Stored records:
★ ★ ★ ★ ★ ★ ★

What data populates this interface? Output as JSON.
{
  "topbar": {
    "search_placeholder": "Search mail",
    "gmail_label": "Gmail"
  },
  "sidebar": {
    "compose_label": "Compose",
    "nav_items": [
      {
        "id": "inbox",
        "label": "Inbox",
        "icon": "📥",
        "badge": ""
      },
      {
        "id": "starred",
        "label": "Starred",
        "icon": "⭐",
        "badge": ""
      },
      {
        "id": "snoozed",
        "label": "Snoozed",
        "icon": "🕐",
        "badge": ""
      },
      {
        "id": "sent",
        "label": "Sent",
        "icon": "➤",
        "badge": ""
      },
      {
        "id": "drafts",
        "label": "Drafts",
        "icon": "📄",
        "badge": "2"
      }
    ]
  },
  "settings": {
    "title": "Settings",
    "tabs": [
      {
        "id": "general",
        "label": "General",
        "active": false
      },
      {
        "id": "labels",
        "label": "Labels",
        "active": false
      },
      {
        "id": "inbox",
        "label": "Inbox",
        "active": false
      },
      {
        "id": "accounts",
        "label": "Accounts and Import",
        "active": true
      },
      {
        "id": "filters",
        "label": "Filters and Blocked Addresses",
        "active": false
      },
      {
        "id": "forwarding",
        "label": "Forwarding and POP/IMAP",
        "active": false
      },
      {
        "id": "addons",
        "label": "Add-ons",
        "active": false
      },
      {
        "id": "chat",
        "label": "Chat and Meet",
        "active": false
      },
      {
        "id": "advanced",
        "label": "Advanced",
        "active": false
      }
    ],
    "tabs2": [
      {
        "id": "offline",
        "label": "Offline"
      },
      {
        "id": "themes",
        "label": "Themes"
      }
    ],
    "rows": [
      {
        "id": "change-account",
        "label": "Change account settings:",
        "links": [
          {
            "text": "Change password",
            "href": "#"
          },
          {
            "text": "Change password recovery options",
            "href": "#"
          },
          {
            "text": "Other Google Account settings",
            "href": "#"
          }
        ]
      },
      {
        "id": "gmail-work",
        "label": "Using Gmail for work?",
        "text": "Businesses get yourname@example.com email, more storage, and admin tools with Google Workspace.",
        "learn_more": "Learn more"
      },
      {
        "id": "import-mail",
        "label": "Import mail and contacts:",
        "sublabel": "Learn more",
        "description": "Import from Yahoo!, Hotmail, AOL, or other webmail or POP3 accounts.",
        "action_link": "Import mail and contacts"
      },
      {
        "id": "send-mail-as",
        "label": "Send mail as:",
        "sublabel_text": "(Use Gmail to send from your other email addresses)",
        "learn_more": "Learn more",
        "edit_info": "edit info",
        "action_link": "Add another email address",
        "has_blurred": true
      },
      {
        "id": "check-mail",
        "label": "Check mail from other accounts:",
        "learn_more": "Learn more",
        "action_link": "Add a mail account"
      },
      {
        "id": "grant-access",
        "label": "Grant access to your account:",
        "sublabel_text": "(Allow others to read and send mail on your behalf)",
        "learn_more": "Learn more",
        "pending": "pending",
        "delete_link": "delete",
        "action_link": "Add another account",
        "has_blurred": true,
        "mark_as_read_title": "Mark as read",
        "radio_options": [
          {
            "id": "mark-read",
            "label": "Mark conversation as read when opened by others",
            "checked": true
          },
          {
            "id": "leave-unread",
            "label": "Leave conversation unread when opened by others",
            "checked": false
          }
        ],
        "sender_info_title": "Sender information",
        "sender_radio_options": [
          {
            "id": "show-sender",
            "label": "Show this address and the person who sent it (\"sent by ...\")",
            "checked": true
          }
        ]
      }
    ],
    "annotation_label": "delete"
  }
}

★ ★ ★ ★ ★ ★ ★

## EXERCISE PROMPT
Look through the entries above and report each line where the string "contacts" occurs.

## WRITTEN RESPONSE
        "label": "Import mail and contacts:",
        "action_link": "Import mail and contacts"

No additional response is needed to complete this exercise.